▶ _Records for this exercise_
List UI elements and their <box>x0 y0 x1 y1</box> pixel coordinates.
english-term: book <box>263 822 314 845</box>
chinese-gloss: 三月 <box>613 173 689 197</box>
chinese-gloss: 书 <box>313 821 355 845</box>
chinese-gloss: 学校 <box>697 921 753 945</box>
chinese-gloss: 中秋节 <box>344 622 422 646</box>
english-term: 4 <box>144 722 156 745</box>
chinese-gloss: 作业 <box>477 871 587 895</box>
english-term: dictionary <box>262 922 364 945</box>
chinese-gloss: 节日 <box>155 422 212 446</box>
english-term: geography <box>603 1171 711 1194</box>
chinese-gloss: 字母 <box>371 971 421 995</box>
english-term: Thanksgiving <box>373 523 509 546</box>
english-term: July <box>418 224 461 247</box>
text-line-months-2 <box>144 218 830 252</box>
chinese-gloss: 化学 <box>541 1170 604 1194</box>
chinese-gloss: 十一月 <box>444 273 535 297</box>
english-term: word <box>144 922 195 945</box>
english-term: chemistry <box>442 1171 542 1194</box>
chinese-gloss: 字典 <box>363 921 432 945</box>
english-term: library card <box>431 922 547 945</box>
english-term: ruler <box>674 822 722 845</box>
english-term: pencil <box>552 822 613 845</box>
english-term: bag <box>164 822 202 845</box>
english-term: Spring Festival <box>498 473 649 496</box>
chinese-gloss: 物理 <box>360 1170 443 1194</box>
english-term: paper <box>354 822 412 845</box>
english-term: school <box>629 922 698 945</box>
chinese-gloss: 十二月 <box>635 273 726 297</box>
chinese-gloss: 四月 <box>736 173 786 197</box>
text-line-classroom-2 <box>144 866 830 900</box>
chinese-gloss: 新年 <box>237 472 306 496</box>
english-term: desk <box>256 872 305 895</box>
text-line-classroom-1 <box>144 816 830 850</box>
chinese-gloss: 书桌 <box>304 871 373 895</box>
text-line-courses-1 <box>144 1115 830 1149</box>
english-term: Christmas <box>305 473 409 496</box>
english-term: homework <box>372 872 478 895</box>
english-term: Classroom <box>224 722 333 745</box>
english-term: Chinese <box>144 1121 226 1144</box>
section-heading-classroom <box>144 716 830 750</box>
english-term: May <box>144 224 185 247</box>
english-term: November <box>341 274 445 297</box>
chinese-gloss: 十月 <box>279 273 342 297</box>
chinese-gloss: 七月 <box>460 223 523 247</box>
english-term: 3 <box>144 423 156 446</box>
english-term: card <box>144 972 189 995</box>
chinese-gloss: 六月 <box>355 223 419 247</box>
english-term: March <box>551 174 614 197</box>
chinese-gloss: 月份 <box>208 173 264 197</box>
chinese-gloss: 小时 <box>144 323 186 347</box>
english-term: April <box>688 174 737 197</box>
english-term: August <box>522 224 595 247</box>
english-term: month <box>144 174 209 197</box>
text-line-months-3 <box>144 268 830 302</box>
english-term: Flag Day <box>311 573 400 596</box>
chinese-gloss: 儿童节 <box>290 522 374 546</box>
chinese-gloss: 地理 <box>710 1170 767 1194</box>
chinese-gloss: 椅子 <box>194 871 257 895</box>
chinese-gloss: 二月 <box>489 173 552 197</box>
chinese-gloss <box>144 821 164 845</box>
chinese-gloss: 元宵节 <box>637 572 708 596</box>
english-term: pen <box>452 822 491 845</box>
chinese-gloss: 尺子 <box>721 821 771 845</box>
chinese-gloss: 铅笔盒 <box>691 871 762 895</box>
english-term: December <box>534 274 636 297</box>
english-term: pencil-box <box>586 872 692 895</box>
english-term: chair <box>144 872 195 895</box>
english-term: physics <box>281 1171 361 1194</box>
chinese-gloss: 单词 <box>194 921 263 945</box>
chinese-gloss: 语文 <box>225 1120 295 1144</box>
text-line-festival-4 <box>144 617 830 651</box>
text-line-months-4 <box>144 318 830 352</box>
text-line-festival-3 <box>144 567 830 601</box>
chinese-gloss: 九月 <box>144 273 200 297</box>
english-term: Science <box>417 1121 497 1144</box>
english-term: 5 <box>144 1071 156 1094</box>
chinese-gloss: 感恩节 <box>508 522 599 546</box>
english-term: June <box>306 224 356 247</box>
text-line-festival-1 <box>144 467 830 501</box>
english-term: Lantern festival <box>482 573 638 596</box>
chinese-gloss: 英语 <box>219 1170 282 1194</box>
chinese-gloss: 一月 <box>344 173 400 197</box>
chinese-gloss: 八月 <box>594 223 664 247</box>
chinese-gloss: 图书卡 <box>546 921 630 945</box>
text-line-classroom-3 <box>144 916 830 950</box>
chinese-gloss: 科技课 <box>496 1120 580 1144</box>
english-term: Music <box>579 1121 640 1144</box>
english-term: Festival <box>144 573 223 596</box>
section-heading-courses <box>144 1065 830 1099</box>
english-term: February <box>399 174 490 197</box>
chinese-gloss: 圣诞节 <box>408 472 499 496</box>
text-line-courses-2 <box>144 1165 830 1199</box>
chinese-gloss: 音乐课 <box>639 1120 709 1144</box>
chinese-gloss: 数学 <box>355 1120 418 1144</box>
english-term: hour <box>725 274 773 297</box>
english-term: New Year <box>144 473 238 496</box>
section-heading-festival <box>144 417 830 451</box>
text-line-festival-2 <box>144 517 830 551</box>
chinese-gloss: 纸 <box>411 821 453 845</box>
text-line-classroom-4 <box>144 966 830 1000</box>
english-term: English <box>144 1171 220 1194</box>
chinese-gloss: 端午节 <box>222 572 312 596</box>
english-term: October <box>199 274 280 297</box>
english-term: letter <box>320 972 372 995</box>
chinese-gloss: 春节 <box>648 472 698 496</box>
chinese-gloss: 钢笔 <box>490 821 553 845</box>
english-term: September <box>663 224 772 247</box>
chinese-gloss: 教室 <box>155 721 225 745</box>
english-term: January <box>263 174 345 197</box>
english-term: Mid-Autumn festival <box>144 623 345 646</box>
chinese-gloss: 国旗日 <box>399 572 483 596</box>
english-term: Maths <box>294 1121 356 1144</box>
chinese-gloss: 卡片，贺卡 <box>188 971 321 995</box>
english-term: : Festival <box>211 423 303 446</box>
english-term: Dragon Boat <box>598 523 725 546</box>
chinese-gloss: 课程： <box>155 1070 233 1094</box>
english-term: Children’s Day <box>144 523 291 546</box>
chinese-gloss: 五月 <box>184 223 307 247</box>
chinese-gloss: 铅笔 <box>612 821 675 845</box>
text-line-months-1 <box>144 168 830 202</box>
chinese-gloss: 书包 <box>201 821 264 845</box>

▶ _Stated exercise_
Convert every row above into a numbered list, omitting any blank lines.

▶ _Correct response_
1. List UI elements and their <box>x0 y0 x1 y1</box> pixel coordinates.
2. english-term: book <box>263 822 314 845</box>
3. chinese-gloss: 三月 <box>613 173 689 197</box>
4. chinese-gloss: 书 <box>313 821 355 845</box>
5. chinese-gloss: 学校 <box>697 921 753 945</box>
6. chinese-gloss: 中秋节 <box>344 622 422 646</box>
7. english-term: 4 <box>144 722 156 745</box>
8. chinese-gloss: 作业 <box>477 871 587 895</box>
9. english-term: dictionary <box>262 922 364 945</box>
10. chinese-gloss: 节日 <box>155 422 212 446</box>
11. english-term: geography <box>603 1171 711 1194</box>
12. chinese-gloss: 字母 <box>371 971 421 995</box>
13. english-term: Thanksgiving <box>373 523 509 546</box>
14. english-term: July <box>418 224 461 247</box>
15. text-line-months-2 <box>144 218 830 252</box>
16. chinese-gloss: 化学 <box>541 1170 604 1194</box>
17. chinese-gloss: 十一月 <box>444 273 535 297</box>
18. english-term: word <box>144 922 195 945</box>
19. english-term: chemistry <box>442 1171 542 1194</box>
20. chinese-gloss: 字典 <box>363 921 432 945</box>
21. english-term: library card <box>431 922 547 945</box>
22. english-term: ruler <box>674 822 722 845</box>
23. english-term: pencil <box>552 822 613 845</box>
24. english-term: bag <box>164 822 202 845</box>
25. english-term: Spring Festival <box>498 473 649 496</box>
26. chinese-gloss: 物理 <box>360 1170 443 1194</box>
27. english-term: paper <box>354 822 412 845</box>
28. english-term: school <box>629 922 698 945</box>
29. chinese-gloss: 十二月 <box>635 273 726 297</box>
30. chinese-gloss: 四月 <box>736 173 786 197</box>
31. text-line-classroom-2 <box>144 866 830 900</box>
32. chinese-gloss: 新年 <box>237 472 306 496</box>
33. english-term: desk <box>256 872 305 895</box>
34. text-line-classroom-1 <box>144 816 830 850</box>
35. chinese-gloss: 书桌 <box>304 871 373 895</box>
36. text-line-courses-1 <box>144 1115 830 1149</box>
37. english-term: Christmas <box>305 473 409 496</box>
38. english-term: homework <box>372 872 478 895</box>
39. english-term: Classroom <box>224 722 333 745</box>
40. english-term: Chinese <box>144 1121 226 1144</box>
41. section-heading-classroom <box>144 716 830 750</box>
42. english-term: May <box>144 224 185 247</box>
43. english-term: November <box>341 274 445 297</box>
44. chinese-gloss: 十月 <box>279 273 342 297</box>
45. chinese-gloss: 七月 <box>460 223 523 247</box>
46. english-term: 3 <box>144 423 156 446</box>
47. english-term: card <box>144 972 189 995</box>
48. chinese-gloss: 六月 <box>355 223 419 247</box>
49. english-term: March <box>551 174 614 197</box>
50. chinese-gloss: 月份 <box>208 173 264 197</box>
51. chinese-gloss: 小时 <box>144 323 186 347</box>
52. english-term: April <box>688 174 737 197</box>
53. english-term: August <box>522 224 595 247</box>
54. english-term: month <box>144 174 209 197</box>
55. text-line-months-3 <box>144 268 830 302</box>
56. english-term: Flag Day <box>311 573 400 596</box>
57. chinese-gloss: 儿童节 <box>290 522 374 546</box>
58. chinese-gloss: 地理 <box>710 1170 767 1194</box>
59. chinese-gloss: 椅子 <box>194 871 257 895</box>
60. chinese-gloss: 二月 <box>489 173 552 197</box>
61. chinese-gloss <box>144 821 164 845</box>
62. chinese-gloss: 元宵节 <box>637 572 708 596</box>
63. english-term: pen <box>452 822 491 845</box>
64. chinese-gloss: 尺子 <box>721 821 771 845</box>
65. chinese-gloss: 铅笔盒 <box>691 871 762 895</box>
66. english-term: December <box>534 274 636 297</box>
67. english-term: pencil-box <box>586 872 692 895</box>
68. english-term: chair <box>144 872 195 895</box>
69. english-term: physics <box>281 1171 361 1194</box>
70. chinese-gloss: 单词 <box>194 921 263 945</box>
71. chinese-gloss: 语文 <box>225 1120 295 1144</box>
72. text-line-festival-4 <box>144 617 830 651</box>
73. text-line-months-4 <box>144 318 830 352</box>
74. text-line-festival-3 <box>144 567 830 601</box>
75. chinese-gloss: 九月 <box>144 273 200 297</box>
76. english-term: Science <box>417 1121 497 1144</box>
77. english-term: 5 <box>144 1071 156 1094</box>
78. chinese-gloss: 感恩节 <box>508 522 599 546</box>
79. english-term: June <box>306 224 356 247</box>
80. text-line-festival-1 <box>144 467 830 501</box>
81. english-term: Lantern festival <box>482 573 638 596</box>
82. chinese-gloss: 英语 <box>219 1170 282 1194</box>
83. chinese-gloss: 一月 <box>344 173 400 197</box>
84. chinese-gloss: 八月 <box>594 223 664 247</box>
85. chinese-gloss: 图书卡 <box>546 921 630 945</box>
86. text-line-classroom-3 <box>144 916 830 950</box>
87. chinese-gloss: 科技课 <box>496 1120 580 1144</box>
88. english-term: Music <box>579 1121 640 1144</box>
89. english-term: Festival <box>144 573 223 596</box>
90. section-heading-courses <box>144 1065 830 1099</box>
91. english-term: February <box>399 174 490 197</box>
92. chinese-gloss: 圣诞节 <box>408 472 499 496</box>
93. text-line-courses-2 <box>144 1165 830 1199</box>
94. chinese-gloss: 音乐课 <box>639 1120 709 1144</box>
95. chinese-gloss: 数学 <box>355 1120 418 1144</box>
96. english-term: hour <box>725 274 773 297</box>
97. english-term: New Year <box>144 473 238 496</box>
98. section-heading-festival <box>144 417 830 451</box>
99. text-line-festival-2 <box>144 517 830 551</box>
100. chinese-gloss: 纸 <box>411 821 453 845</box>
101. text-line-classroom-4 <box>144 966 830 1000</box>
102. english-term: English <box>144 1171 220 1194</box>
103. chinese-gloss: 端午节 <box>222 572 312 596</box>
104. english-term: October <box>199 274 280 297</box>
105. english-term: letter <box>320 972 372 995</box>
106. chinese-gloss: 春节 <box>648 472 698 496</box>
107. chinese-gloss: 钢笔 <box>490 821 553 845</box>
108. english-term: September <box>663 224 772 247</box>
109. chinese-gloss: 教室 <box>155 721 225 745</box>
110. english-term: January <box>263 174 345 197</box>
111. english-term: Mid-Autumn festival <box>144 623 345 646</box>
112. chinese-gloss: 国旗日 <box>399 572 483 596</box>
113. english-term: Maths <box>294 1121 356 1144</box>
114. chinese-gloss: 卡片，贺卡 <box>188 971 321 995</box>
115. english-term: : Festival <box>211 423 303 446</box>
116. english-term: Dragon Boat <box>598 523 725 546</box>
117. chinese-gloss: 课程： <box>155 1070 233 1094</box>
118. english-term: Children’s Day <box>144 523 291 546</box>
119. chinese-gloss: 五月 <box>184 223 307 247</box>
120. chinese-gloss: 铅笔 <box>612 821 675 845</box>
121. text-line-months-1 <box>144 168 830 202</box>
122. chinese-gloss: 书包 <box>201 821 264 845</box>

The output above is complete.